## Exercise description
Repeat all of the records verbatim.

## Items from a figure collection

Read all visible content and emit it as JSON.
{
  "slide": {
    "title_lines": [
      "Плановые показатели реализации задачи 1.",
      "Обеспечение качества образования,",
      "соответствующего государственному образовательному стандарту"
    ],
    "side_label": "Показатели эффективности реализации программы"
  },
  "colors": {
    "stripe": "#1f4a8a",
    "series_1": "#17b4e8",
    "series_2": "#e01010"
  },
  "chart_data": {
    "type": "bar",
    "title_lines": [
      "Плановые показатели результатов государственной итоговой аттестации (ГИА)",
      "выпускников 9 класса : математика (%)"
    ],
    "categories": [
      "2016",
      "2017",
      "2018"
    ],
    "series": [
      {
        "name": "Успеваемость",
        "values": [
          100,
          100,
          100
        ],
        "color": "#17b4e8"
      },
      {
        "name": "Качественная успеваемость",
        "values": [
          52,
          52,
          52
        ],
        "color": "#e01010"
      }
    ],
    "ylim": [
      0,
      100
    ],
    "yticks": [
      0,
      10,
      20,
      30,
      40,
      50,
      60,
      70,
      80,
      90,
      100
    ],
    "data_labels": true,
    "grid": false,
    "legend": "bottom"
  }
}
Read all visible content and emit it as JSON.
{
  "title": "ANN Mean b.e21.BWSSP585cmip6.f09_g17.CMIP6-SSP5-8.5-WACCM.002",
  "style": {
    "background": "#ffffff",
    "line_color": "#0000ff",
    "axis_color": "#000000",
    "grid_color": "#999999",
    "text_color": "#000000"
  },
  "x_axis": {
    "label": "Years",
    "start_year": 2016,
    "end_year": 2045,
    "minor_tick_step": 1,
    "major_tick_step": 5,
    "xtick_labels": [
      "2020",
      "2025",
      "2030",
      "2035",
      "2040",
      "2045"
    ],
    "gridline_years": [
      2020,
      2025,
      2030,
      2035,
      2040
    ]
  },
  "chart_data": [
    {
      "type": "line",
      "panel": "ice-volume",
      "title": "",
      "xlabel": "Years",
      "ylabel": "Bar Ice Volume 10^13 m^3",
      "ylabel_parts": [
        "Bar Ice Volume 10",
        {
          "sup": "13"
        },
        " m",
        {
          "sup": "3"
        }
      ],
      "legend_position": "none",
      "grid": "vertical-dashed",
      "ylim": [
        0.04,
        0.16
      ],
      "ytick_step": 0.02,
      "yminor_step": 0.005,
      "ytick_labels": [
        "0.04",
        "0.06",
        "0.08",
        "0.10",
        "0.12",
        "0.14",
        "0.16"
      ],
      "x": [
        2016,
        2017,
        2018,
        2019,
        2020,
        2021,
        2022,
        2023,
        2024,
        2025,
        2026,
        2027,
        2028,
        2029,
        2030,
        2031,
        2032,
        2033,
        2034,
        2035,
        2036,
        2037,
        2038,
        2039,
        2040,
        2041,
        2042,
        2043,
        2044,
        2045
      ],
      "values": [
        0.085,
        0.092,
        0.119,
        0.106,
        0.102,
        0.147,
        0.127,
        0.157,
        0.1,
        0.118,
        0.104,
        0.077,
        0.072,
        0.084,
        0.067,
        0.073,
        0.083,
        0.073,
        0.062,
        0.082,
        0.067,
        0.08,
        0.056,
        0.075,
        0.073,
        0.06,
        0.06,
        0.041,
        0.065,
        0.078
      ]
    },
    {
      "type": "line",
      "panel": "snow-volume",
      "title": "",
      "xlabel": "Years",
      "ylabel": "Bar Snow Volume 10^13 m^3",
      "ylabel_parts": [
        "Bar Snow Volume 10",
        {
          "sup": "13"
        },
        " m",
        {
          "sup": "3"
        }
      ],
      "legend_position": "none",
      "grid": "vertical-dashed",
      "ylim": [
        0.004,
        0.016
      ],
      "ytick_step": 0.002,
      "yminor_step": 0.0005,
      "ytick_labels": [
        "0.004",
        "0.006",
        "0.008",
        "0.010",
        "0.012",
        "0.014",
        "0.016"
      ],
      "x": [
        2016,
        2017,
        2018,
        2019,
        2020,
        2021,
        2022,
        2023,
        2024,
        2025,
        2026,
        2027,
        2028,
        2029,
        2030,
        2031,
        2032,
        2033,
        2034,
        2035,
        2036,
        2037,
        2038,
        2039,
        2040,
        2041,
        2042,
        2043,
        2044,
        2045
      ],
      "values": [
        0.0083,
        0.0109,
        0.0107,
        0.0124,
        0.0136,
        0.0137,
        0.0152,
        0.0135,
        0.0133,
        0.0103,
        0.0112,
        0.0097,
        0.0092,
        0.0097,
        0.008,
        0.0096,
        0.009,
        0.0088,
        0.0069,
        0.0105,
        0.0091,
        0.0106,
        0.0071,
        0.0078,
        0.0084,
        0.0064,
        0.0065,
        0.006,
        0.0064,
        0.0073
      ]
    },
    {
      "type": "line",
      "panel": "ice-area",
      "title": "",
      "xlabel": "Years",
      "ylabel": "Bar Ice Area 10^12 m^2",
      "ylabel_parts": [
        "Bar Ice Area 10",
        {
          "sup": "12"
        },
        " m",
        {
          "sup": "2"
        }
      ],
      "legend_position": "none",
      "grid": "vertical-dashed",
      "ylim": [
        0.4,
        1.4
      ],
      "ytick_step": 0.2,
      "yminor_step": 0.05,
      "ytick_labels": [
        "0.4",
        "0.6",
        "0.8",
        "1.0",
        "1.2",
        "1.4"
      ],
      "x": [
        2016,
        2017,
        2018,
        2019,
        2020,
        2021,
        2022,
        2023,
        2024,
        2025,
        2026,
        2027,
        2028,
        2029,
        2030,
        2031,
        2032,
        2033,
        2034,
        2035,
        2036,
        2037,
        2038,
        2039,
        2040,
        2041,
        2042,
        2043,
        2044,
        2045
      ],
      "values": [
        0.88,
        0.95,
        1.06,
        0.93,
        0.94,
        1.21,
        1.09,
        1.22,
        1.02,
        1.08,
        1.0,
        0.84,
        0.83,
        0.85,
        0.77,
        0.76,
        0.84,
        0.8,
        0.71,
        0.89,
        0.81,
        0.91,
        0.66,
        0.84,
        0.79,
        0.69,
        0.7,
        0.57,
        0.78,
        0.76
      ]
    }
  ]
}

## Answer below
Read all visible content and emit it as JSON.
{
  "slide": {
    "title_lines": [
      "Плановые показатели реализации задачи 1.",
      "Обеспечение качества образования,",
      "соответствующего государственному образовательному стандарту"
    ],
    "side_label": "Показатели эффективности реализации программы"
  },
  "colors": {
    "stripe": "#1f4a8a",
    "series_1": "#17b4e8",
    "series_2": "#e01010"
  },
  "chart_data": {
    "type": "bar",
    "title_lines": [
      "Плановые показатели результатов государственной итоговой аттестации (ГИА)",
      "выпускников 9 класса : математика (%)"
    ],
    "categories": [
      "2016",
      "2017",
      "2018"
    ],
    "series": [
      {
        "name": "Успеваемость",
        "values": [
          100,
          100,
          100
        ],
        "color": "#17b4e8"
      },
      {
        "name": "Качественная успеваемость",
        "values": [
          52,
          52,
          52
        ],
        "color": "#e01010"
      }
    ],
    "ylim": [
      0,
      100
    ],
    "yticks": [
      0,
      10,
      20,
      30,
      40,
      50,
      60,
      70,
      80,
      90,
      100
    ],
    "data_labels": true,
    "grid": false,
    "legend": "bottom"
  }
}
Read all visible content and emit it as JSON.
{
  "title": "ANN Mean b.e21.BWSSP585cmip6.f09_g17.CMIP6-SSP5-8.5-WACCM.002",
  "style": {
    "background": "#ffffff",
    "line_color": "#0000ff",
    "axis_color": "#000000",
    "grid_color": "#999999",
    "text_color": "#000000"
  },
  "x_axis": {
    "label": "Years",
    "start_year": 2016,
    "end_year": 2045,
    "minor_tick_step": 1,
    "major_tick_step": 5,
    "xtick_labels": [
      "2020",
      "2025",
      "2030",
      "2035",
      "2040",
      "2045"
    ],
    "gridline_years": [
      2020,
      2025,
      2030,
      2035,
      2040
    ]
  },
  "chart_data": [
    {
      "type": "line",
      "panel": "ice-volume",
      "title": "",
      "xlabel": "Years",
      "ylabel": "Bar Ice Volume 10^13 m^3",
      "ylabel_parts": [
        "Bar Ice Volume 10",
        {
          "sup": "13"
        },
        " m",
        {
          "sup": "3"
        }
      ],
      "legend_position": "none",
      "grid": "vertical-dashed",
      "ylim": [
        0.04,
        0.16
      ],
      "ytick_step": 0.02,
      "yminor_step": 0.005,
      "ytick_labels": [
        "0.04",
        "0.06",
        "0.08",
        "0.10",
        "0.12",
        "0.14",
        "0.16"
      ],
      "x": [
        2016,
        2017,
        2018,
        2019,
        2020,
        2021,
        2022,
        2023,
        2024,
        2025,
        2026,
        2027,
        2028,
        2029,
        2030,
        2031,
        2032,
        2033,
        2034,
        2035,
        2036,
        2037,
        2038,
        2039,
        2040,
        2041,
        2042,
        2043,
        2044,
        2045
      ],
      "values": [
        0.085,
        0.092,
        0.119,
        0.106,
        0.102,
        0.147,
        0.127,
        0.157,
        0.1,
        0.118,
        0.104,
        0.077,
        0.072,
        0.084,
        0.067,
        0.073,
        0.083,
        0.073,
        0.062,
        0.082,
        0.067,
        0.08,
        0.056,
        0.075,
        0.073,
        0.06,
        0.06,
        0.041,
        0.065,
        0.078
      ]
    },
    {
      "type": "line",
      "panel": "snow-volume",
      "title": "",
      "xlabel": "Years",
      "ylabel": "Bar Snow Volume 10^13 m^3",
      "ylabel_parts": [
        "Bar Snow Volume 10",
        {
          "sup": "13"
        },
        " m",
        {
          "sup": "3"
        }
      ],
      "legend_position": "none",
      "grid": "vertical-dashed",
      "ylim": [
        0.004,
        0.016
      ],
      "ytick_step": 0.002,
      "yminor_step": 0.0005,
      "ytick_labels": [
        "0.004",
        "0.006",
        "0.008",
        "0.010",
        "0.012",
        "0.014",
        "0.016"
      ],
      "x": [
        2016,
        2017,
        2018,
        2019,
        2020,
        2021,
        2022,
        2023,
        2024,
        2025,
        2026,
        2027,
        2028,
        2029,
        2030,
        2031,
        2032,
        2033,
        2034,
        2035,
        2036,
        2037,
        2038,
        2039,
        2040,
        2041,
        2042,
        2043,
        2044,
        2045
      ],
      "values": [
        0.0083,
        0.0109,
        0.0107,
        0.0124,
        0.0136,
        0.0137,
        0.0152,
        0.0135,
        0.0133,
        0.0103,
        0.0112,
        0.0097,
        0.0092,
        0.0097,
        0.008,
        0.0096,
        0.009,
        0.0088,
        0.0069,
        0.0105,
        0.0091,
        0.0106,
        0.0071,
        0.0078,
        0.0084,
        0.0064,
        0.0065,
        0.006,
        0.0064,
        0.0073
      ]
    },
    {
      "type": "line",
      "panel": "ice-area",
      "title": "",
      "xlabel": "Years",
      "ylabel": "Bar Ice Area 10^12 m^2",
      "ylabel_parts": [
        "Bar Ice Area 10",
        {
          "sup": "12"
        },
        " m",
        {
          "sup": "2"
        }
      ],
      "legend_position": "none",
      "grid": "vertical-dashed",
      "ylim": [
        0.4,
        1.4
      ],
      "ytick_step": 0.2,
      "yminor_step": 0.05,
      "ytick_labels": [
        "0.4",
        "0.6",
        "0.8",
        "1.0",
        "1.2",
        "1.4"
      ],
      "x": [
        2016,
        2017,
        2018,
        2019,
        2020,
        2021,
        2022,
        2023,
        2024,
        2025,
        2026,
        2027,
        2028,
        2029,
        2030,
        2031,
        2032,
        2033,
        2034,
        2035,
        2036,
        2037,
        2038,
        2039,
        2040,
        2041,
        2042,
        2043,
        2044,
        2045
      ],
      "values": [
        0.88,
        0.95,
        1.06,
        0.93,
        0.94,
        1.21,
        1.09,
        1.22,
        1.02,
        1.08,
        1.0,
        0.84,
        0.83,
        0.85,
        0.77,
        0.76,
        0.84,
        0.8,
        0.71,
        0.89,
        0.81,
        0.91,
        0.66,
        0.84,
        0.79,
        0.69,
        0.7,
        0.57,
        0.78,
        0.76
      ]
    }
  ]
}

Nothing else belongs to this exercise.